= Exercise details =
In the material below, swap each occurrence of "Sat+Sun" for "Sat/Sun" and reproduce the lines with nothing else altered.
-- -- --
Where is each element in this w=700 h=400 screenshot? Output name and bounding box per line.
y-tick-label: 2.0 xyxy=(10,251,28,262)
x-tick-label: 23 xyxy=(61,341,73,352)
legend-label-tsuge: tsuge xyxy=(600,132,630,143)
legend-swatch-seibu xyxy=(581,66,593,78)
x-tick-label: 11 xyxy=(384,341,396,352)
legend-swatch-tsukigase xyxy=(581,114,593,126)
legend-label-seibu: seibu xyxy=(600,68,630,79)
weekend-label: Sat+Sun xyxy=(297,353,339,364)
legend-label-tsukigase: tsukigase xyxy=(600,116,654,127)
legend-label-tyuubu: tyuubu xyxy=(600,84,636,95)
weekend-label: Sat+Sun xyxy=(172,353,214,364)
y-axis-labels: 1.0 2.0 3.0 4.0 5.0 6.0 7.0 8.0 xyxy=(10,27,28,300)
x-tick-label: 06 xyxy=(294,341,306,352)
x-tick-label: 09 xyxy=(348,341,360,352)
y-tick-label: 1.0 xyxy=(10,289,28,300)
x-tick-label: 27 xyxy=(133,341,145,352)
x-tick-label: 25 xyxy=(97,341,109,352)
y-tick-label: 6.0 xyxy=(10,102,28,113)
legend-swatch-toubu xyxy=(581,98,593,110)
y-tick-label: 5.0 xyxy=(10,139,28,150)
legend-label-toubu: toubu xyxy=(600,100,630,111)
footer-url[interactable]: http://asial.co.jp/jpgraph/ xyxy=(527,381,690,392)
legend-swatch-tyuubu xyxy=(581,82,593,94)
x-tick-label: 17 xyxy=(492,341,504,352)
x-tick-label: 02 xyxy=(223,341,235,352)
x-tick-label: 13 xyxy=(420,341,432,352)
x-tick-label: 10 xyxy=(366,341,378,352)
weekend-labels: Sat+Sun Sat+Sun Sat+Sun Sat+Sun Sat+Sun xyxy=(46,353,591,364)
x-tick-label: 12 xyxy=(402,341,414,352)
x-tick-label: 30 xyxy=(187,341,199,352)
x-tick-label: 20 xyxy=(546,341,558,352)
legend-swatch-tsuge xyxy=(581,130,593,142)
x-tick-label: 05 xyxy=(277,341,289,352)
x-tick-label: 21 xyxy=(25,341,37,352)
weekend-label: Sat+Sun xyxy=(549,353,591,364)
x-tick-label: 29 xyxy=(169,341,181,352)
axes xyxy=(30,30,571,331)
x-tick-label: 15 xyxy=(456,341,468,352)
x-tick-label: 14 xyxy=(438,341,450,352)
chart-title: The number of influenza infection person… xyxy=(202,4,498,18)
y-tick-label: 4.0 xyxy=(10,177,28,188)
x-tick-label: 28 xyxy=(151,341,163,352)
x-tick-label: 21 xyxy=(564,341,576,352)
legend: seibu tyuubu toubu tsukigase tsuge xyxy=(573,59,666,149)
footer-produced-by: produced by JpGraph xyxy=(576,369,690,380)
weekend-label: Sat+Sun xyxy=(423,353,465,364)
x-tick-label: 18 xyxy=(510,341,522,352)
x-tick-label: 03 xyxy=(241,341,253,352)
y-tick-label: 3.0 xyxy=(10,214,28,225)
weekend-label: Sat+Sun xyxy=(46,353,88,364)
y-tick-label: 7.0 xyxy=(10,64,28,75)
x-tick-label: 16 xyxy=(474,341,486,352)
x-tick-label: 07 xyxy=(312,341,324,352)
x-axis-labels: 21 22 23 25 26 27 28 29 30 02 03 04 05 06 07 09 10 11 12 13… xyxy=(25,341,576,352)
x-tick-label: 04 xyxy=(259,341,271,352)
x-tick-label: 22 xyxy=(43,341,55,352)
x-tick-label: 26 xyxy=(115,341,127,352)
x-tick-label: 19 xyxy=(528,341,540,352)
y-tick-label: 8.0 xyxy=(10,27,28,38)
-- -- --
= Final result =
Where is each element in this w=700 h=400 screenshot? Output name and bounding box per line.
y-tick-label: 2.0 xyxy=(10,251,28,262)
x-tick-label: 23 xyxy=(61,341,73,352)
legend-label-tsuge: tsuge xyxy=(600,132,630,143)
legend-swatch-seibu xyxy=(581,66,593,78)
x-tick-label: 11 xyxy=(384,341,396,352)
legend-swatch-tsukigase xyxy=(581,114,593,126)
legend-label-seibu: seibu xyxy=(600,68,630,79)
weekend-label: Sat/Sun xyxy=(297,353,339,364)
legend-label-tsukigase: tsukigase xyxy=(600,116,654,127)
legend-label-tyuubu: tyuubu xyxy=(600,84,636,95)
weekend-label: Sat/Sun xyxy=(172,353,214,364)
y-axis-labels: 1.0 2.0 3.0 4.0 5.0 6.0 7.0 8.0 xyxy=(10,27,28,300)
x-tick-label: 06 xyxy=(294,341,306,352)
x-tick-label: 09 xyxy=(348,341,360,352)
y-tick-label: 1.0 xyxy=(10,289,28,300)
x-tick-label: 27 xyxy=(133,341,145,352)
x-tick-label: 25 xyxy=(97,341,109,352)
y-tick-label: 6.0 xyxy=(10,102,28,113)
legend-swatch-toubu xyxy=(581,98,593,110)
y-tick-label: 5.0 xyxy=(10,139,28,150)
legend-label-toubu: toubu xyxy=(600,100,630,111)
footer-url[interactable]: http://asial.co.jp/jpgraph/ xyxy=(527,381,690,392)
legend-swatch-tyuubu xyxy=(581,82,593,94)
x-tick-label: 17 xyxy=(492,341,504,352)
x-tick-label: 02 xyxy=(223,341,235,352)
x-tick-label: 13 xyxy=(420,341,432,352)
x-tick-label: 10 xyxy=(366,341,378,352)
weekend-labels: Sat/Sun Sat/Sun Sat/Sun Sat/Sun Sat/Sun xyxy=(46,353,591,364)
x-tick-label: 12 xyxy=(402,341,414,352)
x-tick-label: 30 xyxy=(187,341,199,352)
x-tick-label: 20 xyxy=(546,341,558,352)
legend-swatch-tsuge xyxy=(581,130,593,142)
x-tick-label: 05 xyxy=(277,341,289,352)
x-tick-label: 21 xyxy=(25,341,37,352)
weekend-label: Sat/Sun xyxy=(549,353,591,364)
x-tick-label: 29 xyxy=(169,341,181,352)
axes xyxy=(30,30,571,331)
x-tick-label: 15 xyxy=(456,341,468,352)
x-tick-label: 14 xyxy=(438,341,450,352)
chart-title: The number of influenza infection person… xyxy=(202,4,498,18)
y-tick-label: 4.0 xyxy=(10,177,28,188)
x-tick-label: 28 xyxy=(151,341,163,352)
x-tick-label: 21 xyxy=(564,341,576,352)
legend: seibu tyuubu toubu tsukigase tsuge xyxy=(573,59,666,149)
footer-produced-by: produced by JpGraph xyxy=(576,369,690,380)
weekend-label: Sat/Sun xyxy=(423,353,465,364)
x-tick-label: 18 xyxy=(510,341,522,352)
x-tick-label: 03 xyxy=(241,341,253,352)
y-tick-label: 3.0 xyxy=(10,214,28,225)
weekend-label: Sat/Sun xyxy=(46,353,88,364)
y-tick-label: 7.0 xyxy=(10,64,28,75)
x-tick-label: 16 xyxy=(474,341,486,352)
x-tick-label: 07 xyxy=(312,341,324,352)
x-axis-labels: 21 22 23 25 26 27 28 29 30 02 03 04 05 06 07 09 10 11 12 13… xyxy=(25,341,576,352)
x-tick-label: 04 xyxy=(259,341,271,352)
x-tick-label: 22 xyxy=(43,341,55,352)
x-tick-label: 26 xyxy=(115,341,127,352)
x-tick-label: 19 xyxy=(528,341,540,352)
y-tick-label: 8.0 xyxy=(10,27,28,38)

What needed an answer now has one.